[Data entries for graphics]
+ + +
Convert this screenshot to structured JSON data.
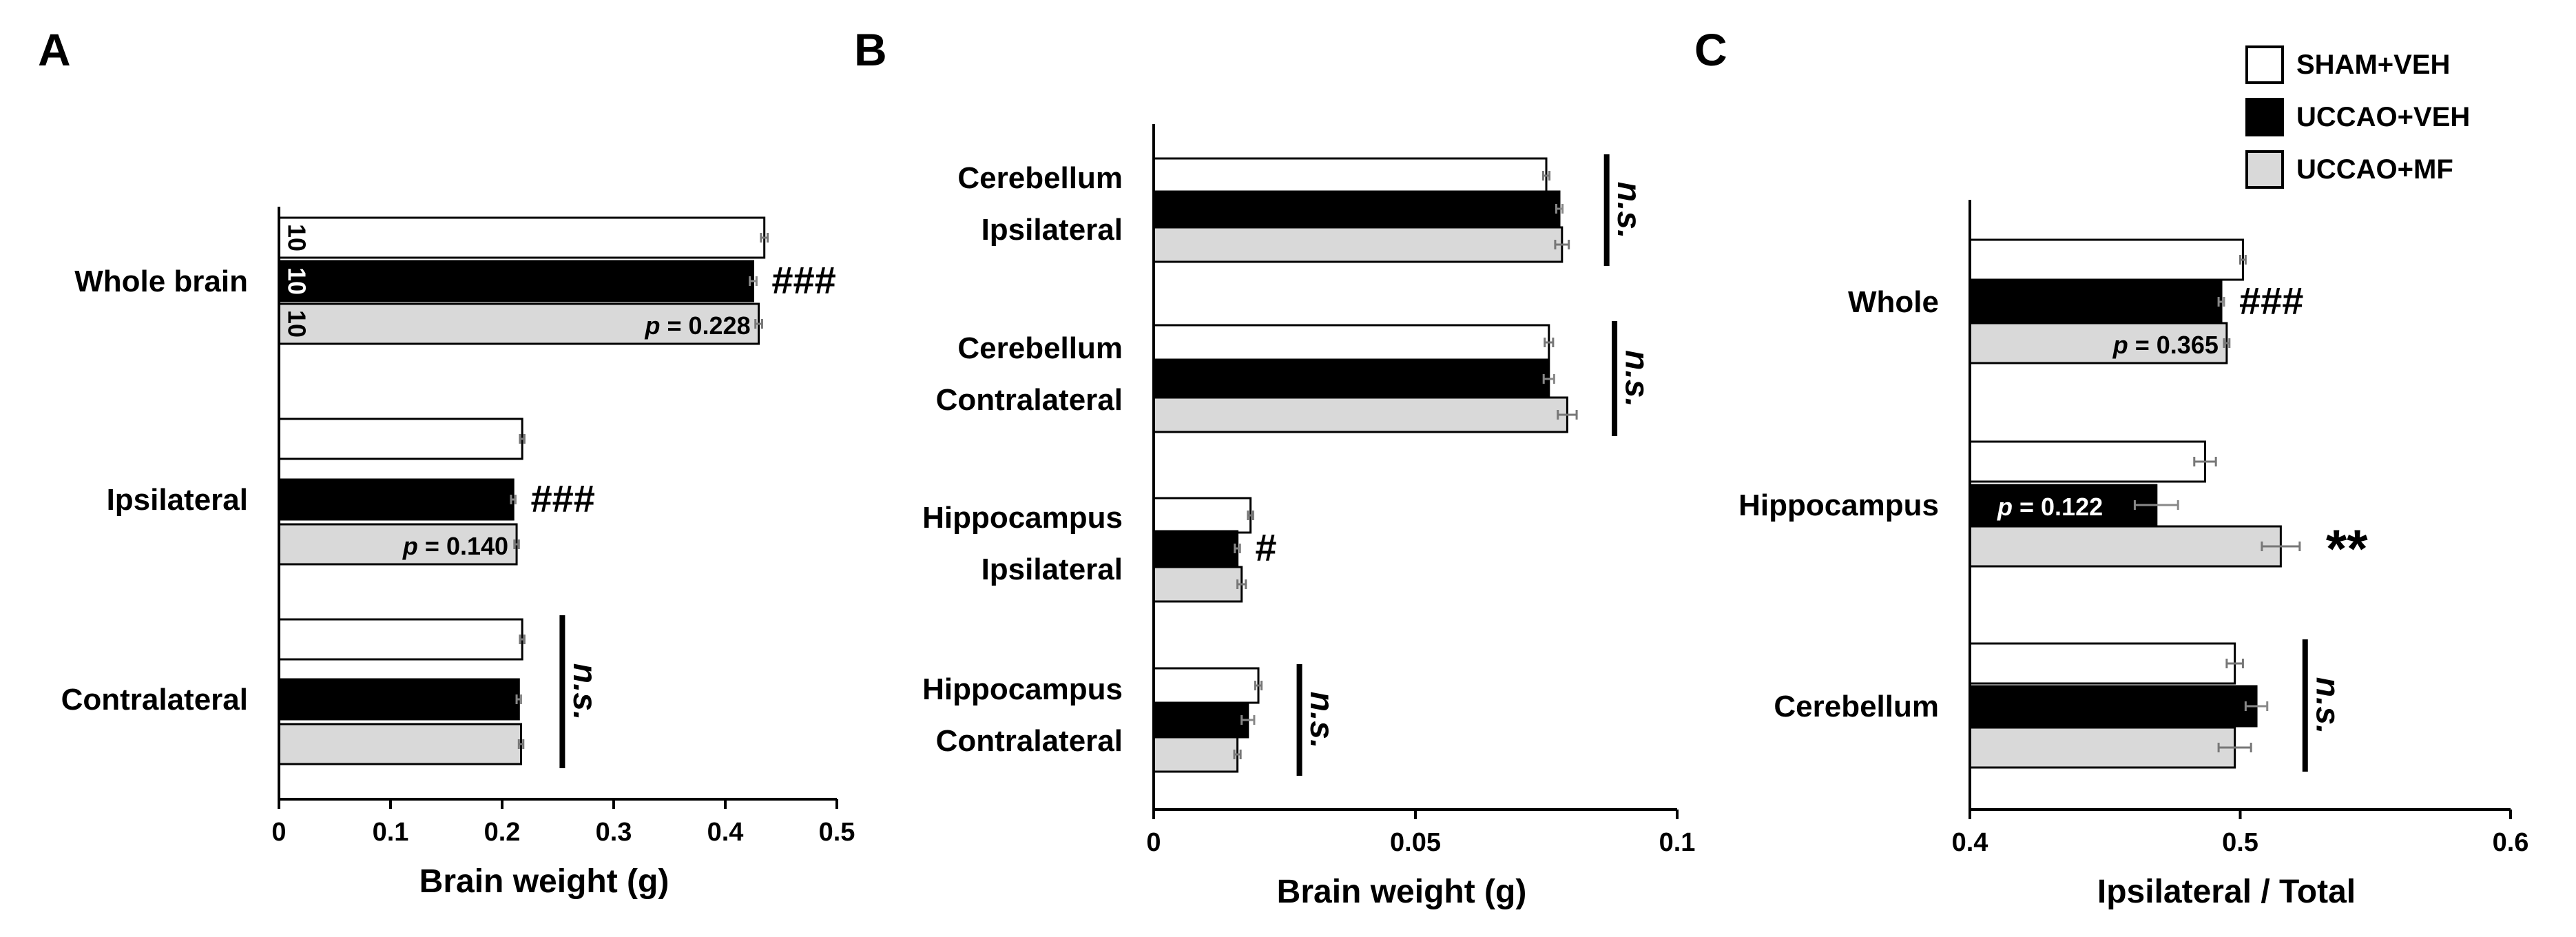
{
  "figure": {
    "legend": [
      {
        "label": "SHAM+VEH",
        "color": "#ffffff"
      },
      {
        "label": "UCCAO+VEH",
        "color": "#000000"
      },
      {
        "label": "UCCAO+MF",
        "color": "#d9d9d9"
      }
    ]
  },
  "chart_data": [
    {
      "panel": "A",
      "type": "bar",
      "orientation": "horizontal",
      "xlabel": "Brain weight (g)",
      "xlim": [
        0,
        0.5
      ],
      "ticks": [
        "0",
        "0.1",
        "0.2",
        "0.3",
        "0.4",
        "0.5"
      ],
      "tick_values": [
        0,
        0.1,
        0.2,
        0.3,
        0.4,
        0.5
      ],
      "categories": [
        "Whole brain",
        "Ipsilateral",
        "Contralateral"
      ],
      "series": [
        {
          "name": "SHAM+VEH",
          "values": [
            0.435,
            0.218,
            0.218
          ],
          "errors": [
            0.003,
            0.002,
            0.002
          ]
        },
        {
          "name": "UCCAO+VEH",
          "values": [
            0.425,
            0.21,
            0.215
          ],
          "errors": [
            0.003,
            0.002,
            0.002
          ]
        },
        {
          "name": "UCCAO+MF",
          "values": [
            0.43,
            0.213,
            0.217
          ],
          "errors": [
            0.003,
            0.002,
            0.002
          ]
        }
      ],
      "n_labels": [
        "10",
        "10",
        "10"
      ],
      "annotations": [
        {
          "category": 0,
          "series": 1,
          "text": "###"
        },
        {
          "category": 0,
          "series": 2,
          "text": "p = 0.228",
          "pstyle": true
        },
        {
          "category": 1,
          "series": 1,
          "text": "###"
        },
        {
          "category": 1,
          "series": 2,
          "text": "p = 0.140",
          "pstyle": true
        },
        {
          "category": 2,
          "text": "n.s.",
          "ns": true
        }
      ]
    },
    {
      "panel": "B",
      "type": "bar",
      "orientation": "horizontal",
      "xlabel": "Brain weight (g)",
      "xlim": [
        0,
        0.1
      ],
      "ticks": [
        "0",
        "0.05",
        "0.1"
      ],
      "tick_values": [
        0,
        0.05,
        0.1
      ],
      "categories": [
        [
          "Cerebellum",
          "Ipsilateral"
        ],
        [
          "Cerebellum",
          "Contralateral"
        ],
        [
          "Hippocampus",
          "Ipsilateral"
        ],
        [
          "Hippocampus",
          "Contralateral"
        ]
      ],
      "series": [
        {
          "name": "SHAM+VEH",
          "values": [
            0.075,
            0.0755,
            0.0185,
            0.02
          ],
          "errors": [
            0.0006,
            0.0008,
            0.0005,
            0.0006
          ]
        },
        {
          "name": "UCCAO+VEH",
          "values": [
            0.0775,
            0.0755,
            0.016,
            0.018
          ],
          "errors": [
            0.0006,
            0.001,
            0.0005,
            0.0012
          ]
        },
        {
          "name": "UCCAO+MF",
          "values": [
            0.078,
            0.079,
            0.0168,
            0.016
          ],
          "errors": [
            0.0013,
            0.0018,
            0.0008,
            0.0006
          ]
        }
      ],
      "annotations": [
        {
          "category": 0,
          "text": "n.s.",
          "ns": true
        },
        {
          "category": 1,
          "text": "n.s.",
          "ns": true
        },
        {
          "category": 2,
          "series": 1,
          "text": "#"
        },
        {
          "category": 3,
          "text": "n.s.",
          "ns": true
        }
      ]
    },
    {
      "panel": "C",
      "type": "bar",
      "orientation": "horizontal",
      "xlabel": "Ipsilateral / Total",
      "xlim": [
        0.4,
        0.6
      ],
      "ticks": [
        "0.4",
        "0.5",
        "0.6"
      ],
      "tick_values": [
        0.4,
        0.5,
        0.6
      ],
      "categories": [
        "Whole",
        "Hippocampus",
        "Cerebellum"
      ],
      "series": [
        {
          "name": "SHAM+VEH",
          "values": [
            0.501,
            0.487,
            0.498
          ],
          "errors": [
            0.001,
            0.004,
            0.003
          ]
        },
        {
          "name": "UCCAO+VEH",
          "values": [
            0.493,
            0.469,
            0.506
          ],
          "errors": [
            0.001,
            0.008,
            0.004
          ]
        },
        {
          "name": "UCCAO+MF",
          "values": [
            0.495,
            0.515,
            0.498
          ],
          "errors": [
            0.001,
            0.007,
            0.006
          ]
        }
      ],
      "annotations": [
        {
          "category": 0,
          "series": 1,
          "text": "###"
        },
        {
          "category": 0,
          "series": 2,
          "text": "p = 0.365",
          "pstyle": true
        },
        {
          "category": 1,
          "series": 1,
          "text": "p = 0.122",
          "pstyle": true,
          "inside_white": true
        },
        {
          "category": 1,
          "series": 2,
          "text": "**",
          "big": true
        },
        {
          "category": 2,
          "text": "n.s.",
          "ns": true
        }
      ]
    }
  ]
}
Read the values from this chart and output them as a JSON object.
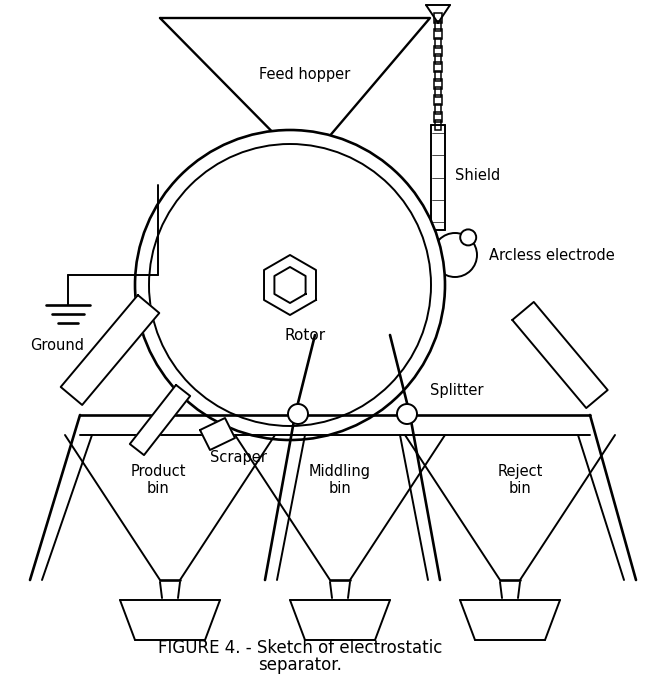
{
  "title_line1": "FIGURE 4. - Sketch of electrostatic",
  "title_line2": "separator.",
  "bg_color": "#ffffff",
  "line_color": "#000000",
  "lw": 1.4,
  "fig_width": 6.66,
  "fig_height": 6.79,
  "labels": {
    "feed_hopper": "Feed hopper",
    "shield": "Shield",
    "arcless_electrode": "Arcless electrode",
    "ground": "Ground",
    "rotor": "Rotor",
    "scraper": "Scraper",
    "splitter": "Splitter",
    "product_bin": "Product\nbin",
    "middling_bin": "Middling\nbin",
    "reject_bin": "Reject\nbin"
  }
}
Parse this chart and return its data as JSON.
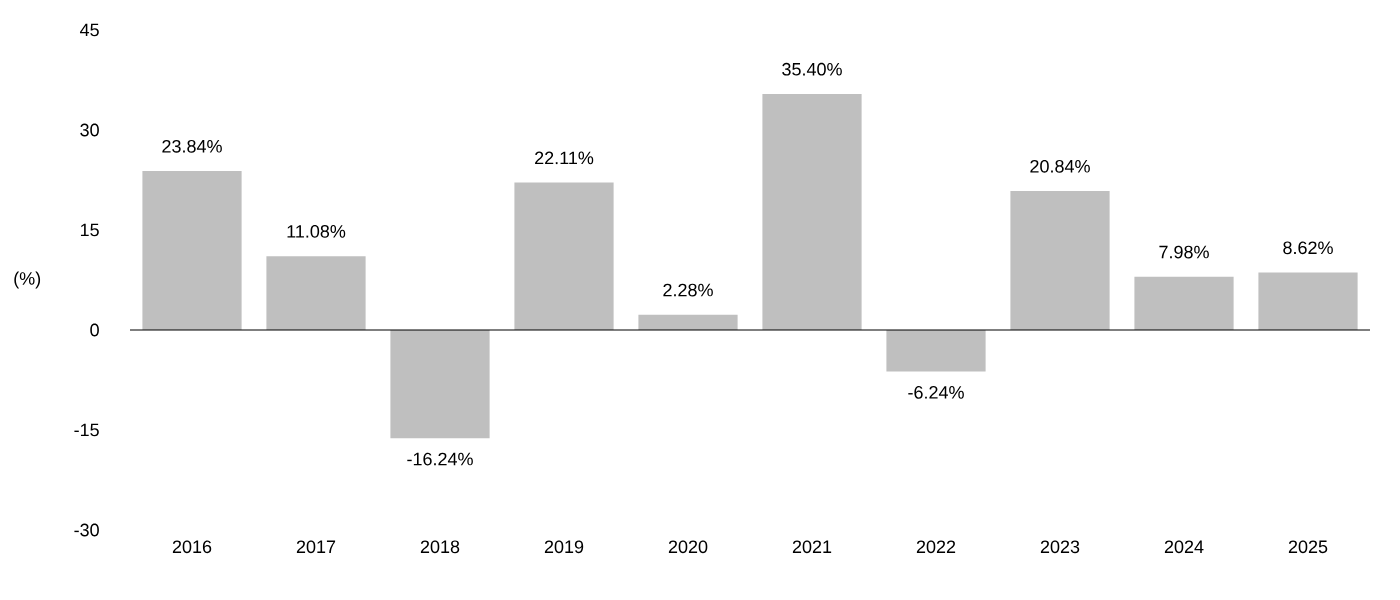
+ + +
__Written problem__: Copy each line exactly, and leave the pictures out of your copy.

__Output__:
Convert this screenshot to structured JSON data.
{
  "figure": {
    "legend": [
      {
        "label": "SHAM+VEH",
        "color": "#ffffff"
      },
      {
        "label": "UCCAO+VEH",
        "color": "#000000"
      },
      {
        "label": "UCCAO+MF",
        "color": "#d9d9d9"
      }
    ]
  },
  "chart_data": [
    {
      "panel": "A",
      "type": "bar",
      "orientation": "horizontal",
      "xlabel": "Brain weight (g)",
      "xlim": [
        0,
        0.5
      ],
      "ticks": [
        "0",
        "0.1",
        "0.2",
        "0.3",
        "0.4",
        "0.5"
      ],
      "tick_values": [
        0,
        0.1,
        0.2,
        0.3,
        0.4,
        0.5
      ],
      "categories": [
        "Whole brain",
        "Ipsilateral",
        "Contralateral"
      ],
      "series": [
        {
          "name": "SHAM+VEH",
          "values": [
            0.435,
            0.218,
            0.218
          ],
          "errors": [
            0.003,
            0.002,
            0.002
          ]
        },
        {
          "name": "UCCAO+VEH",
          "values": [
            0.425,
            0.21,
            0.215
          ],
          "errors": [
            0.003,
            0.002,
            0.002
          ]
        },
        {
          "name": "UCCAO+MF",
          "values": [
            0.43,
            0.213,
            0.217
          ],
          "errors": [
            0.003,
            0.002,
            0.002
          ]
        }
      ],
      "n_labels": [
        "10",
        "10",
        "10"
      ],
      "annotations": [
        {
          "category": 0,
          "series": 1,
          "text": "###"
        },
        {
          "category": 0,
          "series": 2,
          "text": "p = 0.228",
          "pstyle": true
        },
        {
          "category": 1,
          "series": 1,
          "text": "###"
        },
        {
          "category": 1,
          "series": 2,
          "text": "p = 0.140",
          "pstyle": true
        },
        {
          "category": 2,
          "text": "n.s.",
          "ns": true
        }
      ]
    },
    {
      "panel": "B",
      "type": "bar",
      "orientation": "horizontal",
      "xlabel": "Brain weight (g)",
      "xlim": [
        0,
        0.1
      ],
      "ticks": [
        "0",
        "0.05",
        "0.1"
      ],
      "tick_values": [
        0,
        0.05,
        0.1
      ],
      "categories": [
        [
          "Cerebellum",
          "Ipsilateral"
        ],
        [
          "Cerebellum",
          "Contralateral"
        ],
        [
          "Hippocampus",
          "Ipsilateral"
        ],
        [
          "Hippocampus",
          "Contralateral"
        ]
      ],
      "series": [
        {
          "name": "SHAM+VEH",
          "values": [
            0.075,
            0.0755,
            0.0185,
            0.02
          ],
          "errors": [
            0.0006,
            0.0008,
            0.0005,
            0.0006
          ]
        },
        {
          "name": "UCCAO+VEH",
          "values": [
            0.0775,
            0.0755,
            0.016,
            0.018
          ],
          "errors": [
            0.0006,
            0.001,
            0.0005,
            0.0012
          ]
        },
        {
          "name": "UCCAO+MF",
          "values": [
            0.078,
            0.079,
            0.0168,
            0.016
          ],
          "errors": [
            0.0013,
            0.0018,
            0.0008,
            0.0006
          ]
        }
      ],
      "annotations": [
        {
          "category": 0,
          "text": "n.s.",
          "ns": true
        },
        {
          "category": 1,
          "text": "n.s.",
          "ns": true
        },
        {
          "category": 2,
          "series": 1,
          "text": "#"
        },
        {
          "category": 3,
          "text": "n.s.",
          "ns": true
        }
      ]
    },
    {
      "panel": "C",
      "type": "bar",
      "orientation": "horizontal",
      "xlabel": "Ipsilateral / Total",
      "xlim": [
        0.4,
        0.6
      ],
      "ticks": [
        "0.4",
        "0.5",
        "0.6"
      ],
      "tick_values": [
        0.4,
        0.5,
        0.6
      ],
      "categories": [
        "Whole",
        "Hippocampus",
        "Cerebellum"
      ],
      "series": [
        {
          "name": "SHAM+VEH",
          "values": [
            0.501,
            0.487,
            0.498
          ],
          "errors": [
            0.001,
            0.004,
            0.003
          ]
        },
        {
          "name": "UCCAO+VEH",
          "values": [
            0.493,
            0.469,
            0.506
          ],
          "errors": [
            0.001,
            0.008,
            0.004
          ]
        },
        {
          "name": "UCCAO+MF",
          "values": [
            0.495,
            0.515,
            0.498
          ],
          "errors": [
            0.001,
            0.007,
            0.006
          ]
        }
      ],
      "annotations": [
        {
          "category": 0,
          "series": 1,
          "text": "###"
        },
        {
          "category": 0,
          "series": 2,
          "text": "p = 0.365",
          "pstyle": true
        },
        {
          "category": 1,
          "series": 1,
          "text": "p = 0.122",
          "pstyle": true,
          "inside_white": true
        },
        {
          "category": 1,
          "series": 2,
          "text": "**",
          "big": true
        },
        {
          "category": 2,
          "text": "n.s.",
          "ns": true
        }
      ]
    }
  ]
}
Read the values from this chart and output them as a JSON object.
{
  "title_line1": "FIGURE 4. - Sketch of electrostatic",
  "title_line2": "separator.",
  "bg_color": "#ffffff",
  "line_color": "#000000",
  "lw": 1.4,
  "fig_width": 6.66,
  "fig_height": 6.79,
  "labels": {
    "feed_hopper": "Feed hopper",
    "shield": "Shield",
    "arcless_electrode": "Arcless electrode",
    "ground": "Ground",
    "rotor": "Rotor",
    "scraper": "Scraper",
    "splitter": "Splitter",
    "product_bin": "Product\nbin",
    "middling_bin": "Middling\nbin",
    "reject_bin": "Reject\nbin"
  }
}
Parse this chart and return its data as JSON.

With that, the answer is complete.